- **PROBLEM**:
Quote the listing below in its entirety, omitting every image.

- **EXCERPTED RECORDS**:
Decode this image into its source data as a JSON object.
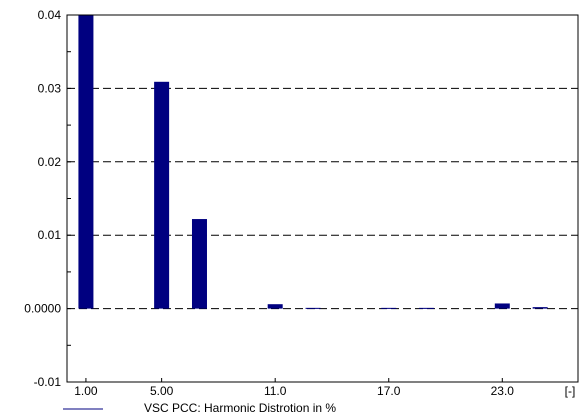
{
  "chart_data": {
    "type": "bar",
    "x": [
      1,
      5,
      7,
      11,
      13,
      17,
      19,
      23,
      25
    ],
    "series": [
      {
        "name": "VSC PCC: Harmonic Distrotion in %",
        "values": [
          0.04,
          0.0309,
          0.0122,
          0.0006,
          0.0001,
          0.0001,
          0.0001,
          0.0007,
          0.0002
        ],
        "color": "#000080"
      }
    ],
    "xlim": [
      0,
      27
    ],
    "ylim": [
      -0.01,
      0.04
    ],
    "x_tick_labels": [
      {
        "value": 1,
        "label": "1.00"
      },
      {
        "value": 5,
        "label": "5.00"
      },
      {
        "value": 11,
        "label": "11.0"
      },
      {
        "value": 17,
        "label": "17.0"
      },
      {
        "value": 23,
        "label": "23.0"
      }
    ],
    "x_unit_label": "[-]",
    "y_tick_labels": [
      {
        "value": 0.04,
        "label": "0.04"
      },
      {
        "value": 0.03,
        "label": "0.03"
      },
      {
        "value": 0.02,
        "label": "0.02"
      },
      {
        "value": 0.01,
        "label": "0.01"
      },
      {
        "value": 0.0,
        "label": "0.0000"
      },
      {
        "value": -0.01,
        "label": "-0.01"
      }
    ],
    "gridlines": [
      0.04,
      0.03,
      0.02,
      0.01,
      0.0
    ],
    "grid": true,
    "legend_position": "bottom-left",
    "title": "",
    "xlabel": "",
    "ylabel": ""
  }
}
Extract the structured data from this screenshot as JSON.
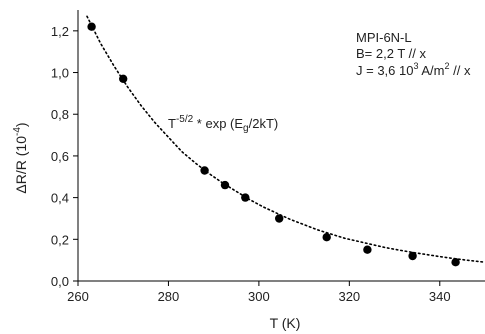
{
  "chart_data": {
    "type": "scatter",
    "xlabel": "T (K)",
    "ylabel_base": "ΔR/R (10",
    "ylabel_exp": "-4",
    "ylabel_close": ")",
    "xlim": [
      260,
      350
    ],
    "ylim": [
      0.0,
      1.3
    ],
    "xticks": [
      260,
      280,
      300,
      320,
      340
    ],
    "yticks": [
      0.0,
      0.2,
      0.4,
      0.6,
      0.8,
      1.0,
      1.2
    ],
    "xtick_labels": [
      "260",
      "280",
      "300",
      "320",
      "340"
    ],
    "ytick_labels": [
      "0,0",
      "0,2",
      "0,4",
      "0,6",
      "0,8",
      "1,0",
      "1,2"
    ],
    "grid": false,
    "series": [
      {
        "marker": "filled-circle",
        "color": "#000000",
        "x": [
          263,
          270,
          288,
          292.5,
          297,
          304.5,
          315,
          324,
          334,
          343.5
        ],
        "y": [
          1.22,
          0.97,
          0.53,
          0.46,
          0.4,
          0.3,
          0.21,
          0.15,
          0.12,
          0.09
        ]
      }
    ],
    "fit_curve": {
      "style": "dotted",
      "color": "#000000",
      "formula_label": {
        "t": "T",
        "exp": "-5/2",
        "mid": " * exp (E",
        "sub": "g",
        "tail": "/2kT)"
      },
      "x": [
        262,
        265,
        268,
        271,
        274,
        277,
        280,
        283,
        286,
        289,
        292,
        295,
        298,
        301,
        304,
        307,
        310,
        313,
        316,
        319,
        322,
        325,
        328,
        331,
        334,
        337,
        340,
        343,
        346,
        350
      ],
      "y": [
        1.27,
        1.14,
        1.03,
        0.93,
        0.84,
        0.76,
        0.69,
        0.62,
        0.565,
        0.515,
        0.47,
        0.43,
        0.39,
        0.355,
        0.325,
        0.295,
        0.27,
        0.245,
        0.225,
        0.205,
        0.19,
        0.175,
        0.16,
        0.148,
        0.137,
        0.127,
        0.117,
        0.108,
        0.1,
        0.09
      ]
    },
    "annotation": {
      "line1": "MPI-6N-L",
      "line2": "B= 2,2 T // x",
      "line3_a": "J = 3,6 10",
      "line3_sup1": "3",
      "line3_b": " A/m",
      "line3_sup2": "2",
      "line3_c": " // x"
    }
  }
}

- **TASK ANSWER**:
Decode this image into its source data as a JSON object.
{
  "chart_data": {
    "type": "bar",
    "x": [
      1,
      5,
      7,
      11,
      13,
      17,
      19,
      23,
      25
    ],
    "series": [
      {
        "name": "VSC PCC: Harmonic Distrotion in %",
        "values": [
          0.04,
          0.0309,
          0.0122,
          0.0006,
          0.0001,
          0.0001,
          0.0001,
          0.0007,
          0.0002
        ],
        "color": "#000080"
      }
    ],
    "xlim": [
      0,
      27
    ],
    "ylim": [
      -0.01,
      0.04
    ],
    "x_tick_labels": [
      {
        "value": 1,
        "label": "1.00"
      },
      {
        "value": 5,
        "label": "5.00"
      },
      {
        "value": 11,
        "label": "11.0"
      },
      {
        "value": 17,
        "label": "17.0"
      },
      {
        "value": 23,
        "label": "23.0"
      }
    ],
    "x_unit_label": "[-]",
    "y_tick_labels": [
      {
        "value": 0.04,
        "label": "0.04"
      },
      {
        "value": 0.03,
        "label": "0.03"
      },
      {
        "value": 0.02,
        "label": "0.02"
      },
      {
        "value": 0.01,
        "label": "0.01"
      },
      {
        "value": 0.0,
        "label": "0.0000"
      },
      {
        "value": -0.01,
        "label": "-0.01"
      }
    ],
    "gridlines": [
      0.04,
      0.03,
      0.02,
      0.01,
      0.0
    ],
    "grid": true,
    "legend_position": "bottom-left",
    "title": "",
    "xlabel": "",
    "ylabel": ""
  }
}
Extract the structured data from this screenshot as JSON.
{
  "chart_data": {
    "type": "scatter",
    "xlabel": "T (K)",
    "ylabel_base": "ΔR/R (10",
    "ylabel_exp": "-4",
    "ylabel_close": ")",
    "xlim": [
      260,
      350
    ],
    "ylim": [
      0.0,
      1.3
    ],
    "xticks": [
      260,
      280,
      300,
      320,
      340
    ],
    "yticks": [
      0.0,
      0.2,
      0.4,
      0.6,
      0.8,
      1.0,
      1.2
    ],
    "xtick_labels": [
      "260",
      "280",
      "300",
      "320",
      "340"
    ],
    "ytick_labels": [
      "0,0",
      "0,2",
      "0,4",
      "0,6",
      "0,8",
      "1,0",
      "1,2"
    ],
    "grid": false,
    "series": [
      {
        "marker": "filled-circle",
        "color": "#000000",
        "x": [
          263,
          270,
          288,
          292.5,
          297,
          304.5,
          315,
          324,
          334,
          343.5
        ],
        "y": [
          1.22,
          0.97,
          0.53,
          0.46,
          0.4,
          0.3,
          0.21,
          0.15,
          0.12,
          0.09
        ]
      }
    ],
    "fit_curve": {
      "style": "dotted",
      "color": "#000000",
      "formula_label": {
        "t": "T",
        "exp": "-5/2",
        "mid": " * exp (E",
        "sub": "g",
        "tail": "/2kT)"
      },
      "x": [
        262,
        265,
        268,
        271,
        274,
        277,
        280,
        283,
        286,
        289,
        292,
        295,
        298,
        301,
        304,
        307,
        310,
        313,
        316,
        319,
        322,
        325,
        328,
        331,
        334,
        337,
        340,
        343,
        346,
        350
      ],
      "y": [
        1.27,
        1.14,
        1.03,
        0.93,
        0.84,
        0.76,
        0.69,
        0.62,
        0.565,
        0.515,
        0.47,
        0.43,
        0.39,
        0.355,
        0.325,
        0.295,
        0.27,
        0.245,
        0.225,
        0.205,
        0.19,
        0.175,
        0.16,
        0.148,
        0.137,
        0.127,
        0.117,
        0.108,
        0.1,
        0.09
      ]
    },
    "annotation": {
      "line1": "MPI-6N-L",
      "line2": "B= 2,2 T // x",
      "line3_a": "J = 3,6 10",
      "line3_sup1": "3",
      "line3_b": " A/m",
      "line3_sup2": "2",
      "line3_c": " // x"
    }
  }
}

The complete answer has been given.